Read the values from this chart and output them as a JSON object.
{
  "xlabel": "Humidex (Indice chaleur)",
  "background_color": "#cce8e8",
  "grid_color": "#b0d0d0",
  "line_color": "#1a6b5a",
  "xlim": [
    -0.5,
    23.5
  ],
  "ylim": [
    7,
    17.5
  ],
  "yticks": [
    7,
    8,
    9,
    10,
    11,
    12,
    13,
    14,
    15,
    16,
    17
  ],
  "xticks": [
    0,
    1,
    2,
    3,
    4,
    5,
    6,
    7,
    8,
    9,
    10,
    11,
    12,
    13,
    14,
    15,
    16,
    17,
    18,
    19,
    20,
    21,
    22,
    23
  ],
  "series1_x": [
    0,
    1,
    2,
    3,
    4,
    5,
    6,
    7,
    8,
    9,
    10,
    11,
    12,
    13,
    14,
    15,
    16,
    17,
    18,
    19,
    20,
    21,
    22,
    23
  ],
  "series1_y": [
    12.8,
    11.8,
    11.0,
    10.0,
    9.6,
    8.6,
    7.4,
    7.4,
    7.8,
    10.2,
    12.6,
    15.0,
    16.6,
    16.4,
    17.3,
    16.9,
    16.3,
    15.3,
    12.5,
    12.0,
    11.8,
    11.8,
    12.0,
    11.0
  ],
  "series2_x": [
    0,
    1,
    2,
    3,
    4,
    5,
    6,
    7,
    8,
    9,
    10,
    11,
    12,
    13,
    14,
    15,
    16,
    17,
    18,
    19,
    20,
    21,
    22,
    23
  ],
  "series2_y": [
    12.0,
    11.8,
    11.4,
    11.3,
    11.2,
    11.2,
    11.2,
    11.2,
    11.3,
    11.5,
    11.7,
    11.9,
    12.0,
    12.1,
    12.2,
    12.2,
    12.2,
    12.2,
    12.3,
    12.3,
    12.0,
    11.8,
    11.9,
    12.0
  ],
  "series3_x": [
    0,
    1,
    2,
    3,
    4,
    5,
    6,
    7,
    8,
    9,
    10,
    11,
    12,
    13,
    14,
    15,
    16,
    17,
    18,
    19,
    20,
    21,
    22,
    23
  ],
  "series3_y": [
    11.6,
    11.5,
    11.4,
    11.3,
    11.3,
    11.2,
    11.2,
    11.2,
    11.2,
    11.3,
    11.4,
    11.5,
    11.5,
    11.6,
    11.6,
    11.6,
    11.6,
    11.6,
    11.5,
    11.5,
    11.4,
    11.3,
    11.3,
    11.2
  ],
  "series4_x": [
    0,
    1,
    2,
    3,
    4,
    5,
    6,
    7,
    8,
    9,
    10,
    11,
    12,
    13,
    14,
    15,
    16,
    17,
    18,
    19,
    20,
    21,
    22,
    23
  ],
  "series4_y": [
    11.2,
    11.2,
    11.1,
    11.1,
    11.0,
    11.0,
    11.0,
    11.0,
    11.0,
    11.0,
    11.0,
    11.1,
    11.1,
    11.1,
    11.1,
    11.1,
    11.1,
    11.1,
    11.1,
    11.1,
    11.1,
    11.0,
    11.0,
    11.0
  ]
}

____

▶ **Request**
Every entry above needs to be quoted exactly.

▶ **Task result**
Read the values from this chart and output them as a JSON object.
{
  "xlabel": "Humidex (Indice chaleur)",
  "background_color": "#cce8e8",
  "grid_color": "#b0d0d0",
  "line_color": "#1a6b5a",
  "xlim": [
    -0.5,
    23.5
  ],
  "ylim": [
    7,
    17.5
  ],
  "yticks": [
    7,
    8,
    9,
    10,
    11,
    12,
    13,
    14,
    15,
    16,
    17
  ],
  "xticks": [
    0,
    1,
    2,
    3,
    4,
    5,
    6,
    7,
    8,
    9,
    10,
    11,
    12,
    13,
    14,
    15,
    16,
    17,
    18,
    19,
    20,
    21,
    22,
    23
  ],
  "series1_x": [
    0,
    1,
    2,
    3,
    4,
    5,
    6,
    7,
    8,
    9,
    10,
    11,
    12,
    13,
    14,
    15,
    16,
    17,
    18,
    19,
    20,
    21,
    22,
    23
  ],
  "series1_y": [
    12.8,
    11.8,
    11.0,
    10.0,
    9.6,
    8.6,
    7.4,
    7.4,
    7.8,
    10.2,
    12.6,
    15.0,
    16.6,
    16.4,
    17.3,
    16.9,
    16.3,
    15.3,
    12.5,
    12.0,
    11.8,
    11.8,
    12.0,
    11.0
  ],
  "series2_x": [
    0,
    1,
    2,
    3,
    4,
    5,
    6,
    7,
    8,
    9,
    10,
    11,
    12,
    13,
    14,
    15,
    16,
    17,
    18,
    19,
    20,
    21,
    22,
    23
  ],
  "series2_y": [
    12.0,
    11.8,
    11.4,
    11.3,
    11.2,
    11.2,
    11.2,
    11.2,
    11.3,
    11.5,
    11.7,
    11.9,
    12.0,
    12.1,
    12.2,
    12.2,
    12.2,
    12.2,
    12.3,
    12.3,
    12.0,
    11.8,
    11.9,
    12.0
  ],
  "series3_x": [
    0,
    1,
    2,
    3,
    4,
    5,
    6,
    7,
    8,
    9,
    10,
    11,
    12,
    13,
    14,
    15,
    16,
    17,
    18,
    19,
    20,
    21,
    22,
    23
  ],
  "series3_y": [
    11.6,
    11.5,
    11.4,
    11.3,
    11.3,
    11.2,
    11.2,
    11.2,
    11.2,
    11.3,
    11.4,
    11.5,
    11.5,
    11.6,
    11.6,
    11.6,
    11.6,
    11.6,
    11.5,
    11.5,
    11.4,
    11.3,
    11.3,
    11.2
  ],
  "series4_x": [
    0,
    1,
    2,
    3,
    4,
    5,
    6,
    7,
    8,
    9,
    10,
    11,
    12,
    13,
    14,
    15,
    16,
    17,
    18,
    19,
    20,
    21,
    22,
    23
  ],
  "series4_y": [
    11.2,
    11.2,
    11.1,
    11.1,
    11.0,
    11.0,
    11.0,
    11.0,
    11.0,
    11.0,
    11.0,
    11.1,
    11.1,
    11.1,
    11.1,
    11.1,
    11.1,
    11.1,
    11.1,
    11.1,
    11.1,
    11.0,
    11.0,
    11.0
  ]
}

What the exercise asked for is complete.